→ CHALLENGE: Your copy of the material below should match it exactly, except that it holds no pictures.

[Start RECORDS TO PROCESS]

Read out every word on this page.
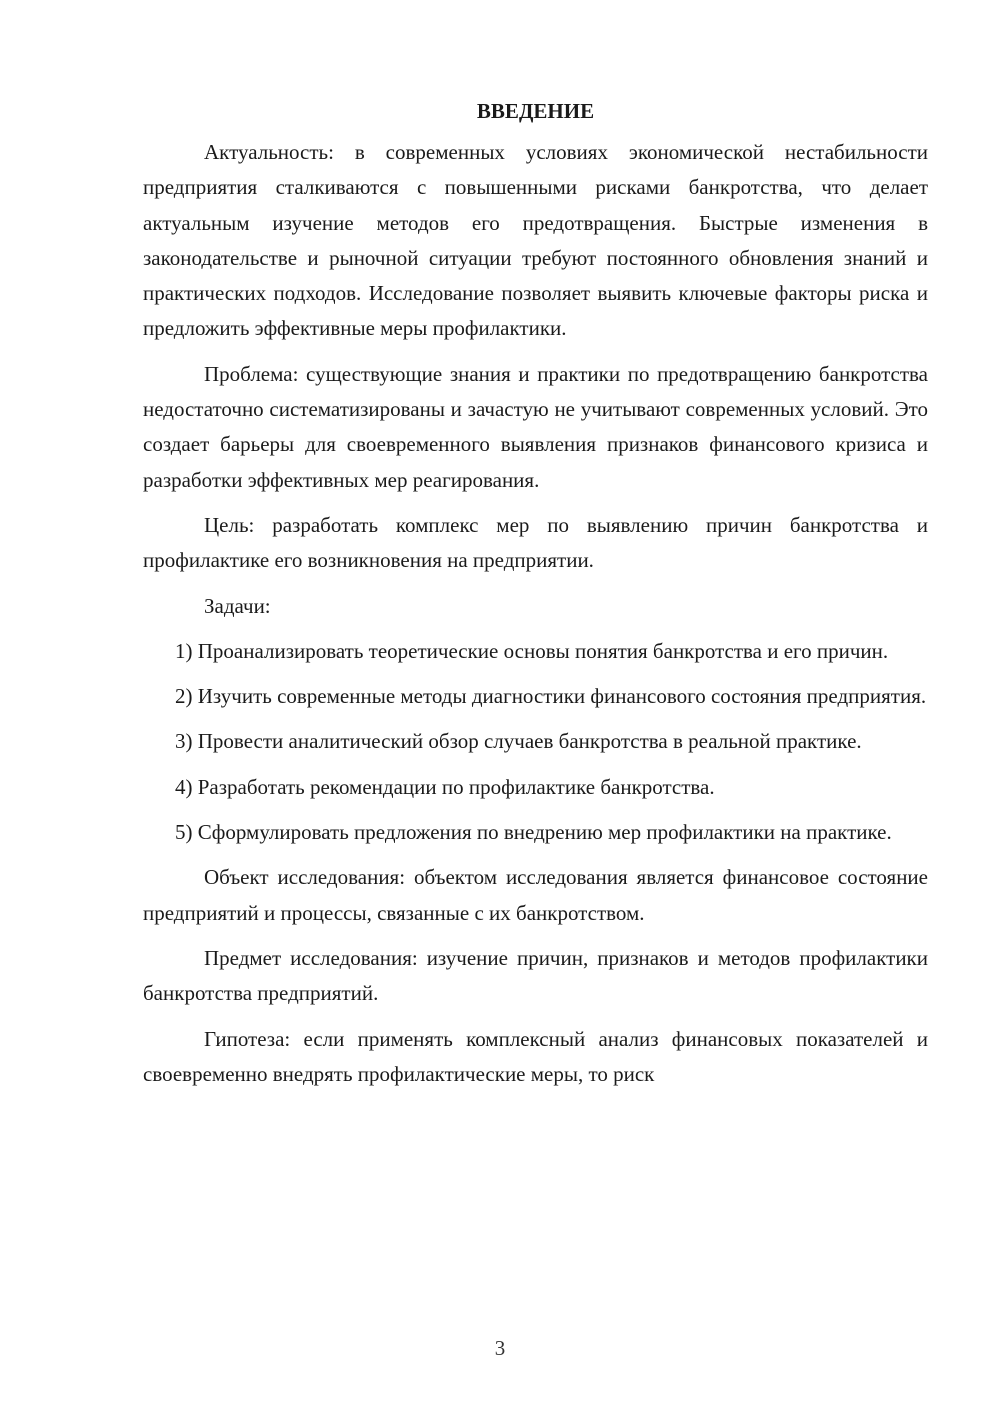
ВВЕДЕНИЕ

Актуальность: в современных условиях экономической нестабильности предприятия сталкиваются с повышенными рисками банкротства, что делает актуальным изучение методов его предотвращения. Быстрые изменения в законодательстве и рыночной ситуации требуют постоянного обновления знаний и практических подходов. Исследование позволяет выявить ключевые факторы риска и предложить эффективные меры профилактики.

Проблема: существующие знания и практики по предотвращению банкротства недостаточно систематизированы и зачастую не учитывают современных условий. Это создает барьеры для своевременного выявления признаков финансового кризиса и разработки эффективных мер реагирования.

Цель: разработать комплекс мер по выявлению причин банкротства и профилактике его возникновения на предприятии.

Задачи:

1) Проанализировать теоретические основы понятия банкротства и его причин.

2) Изучить современные методы диагностики финансового состояния предприятия.

3) Провести аналитический обзор случаев банкротства в реальной практике.

4) Разработать рекомендации по профилактике банкротства.

5) Сформулировать предложения по внедрению мер профилактики на практике.

Объект исследования: объектом исследования является финансовое состояние предприятий и процессы, связанные с их банкротством.

Предмет исследования: изучение причин, признаков и методов профилактики банкротства предприятий.

Гипотеза: если применять комплексный анализ финансовых показателей и своевременно внедрять профилактические меры, то риск

3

[End RECORDS TO PROCESS]

→ FULL OUTPUT:
Read out every word on this page.
ВВЕДЕНИЕ

Актуальность: в современных условиях экономической нестабильности предприятия сталкиваются с повышенными рисками банкротства, что делает актуальным изучение методов его предотвращения. Быстрые изменения в законодательстве и рыночной ситуации требуют постоянного обновления знаний и практических подходов. Исследование позволяет выявить ключевые факторы риска и предложить эффективные меры профилактики.

Проблема: существующие знания и практики по предотвращению банкротства недостаточно систематизированы и зачастую не учитывают современных условий. Это создает барьеры для своевременного выявления признаков финансового кризиса и разработки эффективных мер реагирования.

Цель: разработать комплекс мер по выявлению причин банкротства и профилактике его возникновения на предприятии.

Задачи:

1) Проанализировать теоретические основы понятия банкротства и его причин.

2) Изучить современные методы диагностики финансового состояния предприятия.

3) Провести аналитический обзор случаев банкротства в реальной практике.

4) Разработать рекомендации по профилактике банкротства.

5) Сформулировать предложения по внедрению мер профилактики на практике.

Объект исследования: объектом исследования является финансовое состояние предприятий и процессы, связанные с их банкротством.

Предмет исследования: изучение причин, признаков и методов профилактики банкротства предприятий.

Гипотеза: если применять комплексный анализ финансовых показателей и своевременно внедрять профилактические меры, то риск

3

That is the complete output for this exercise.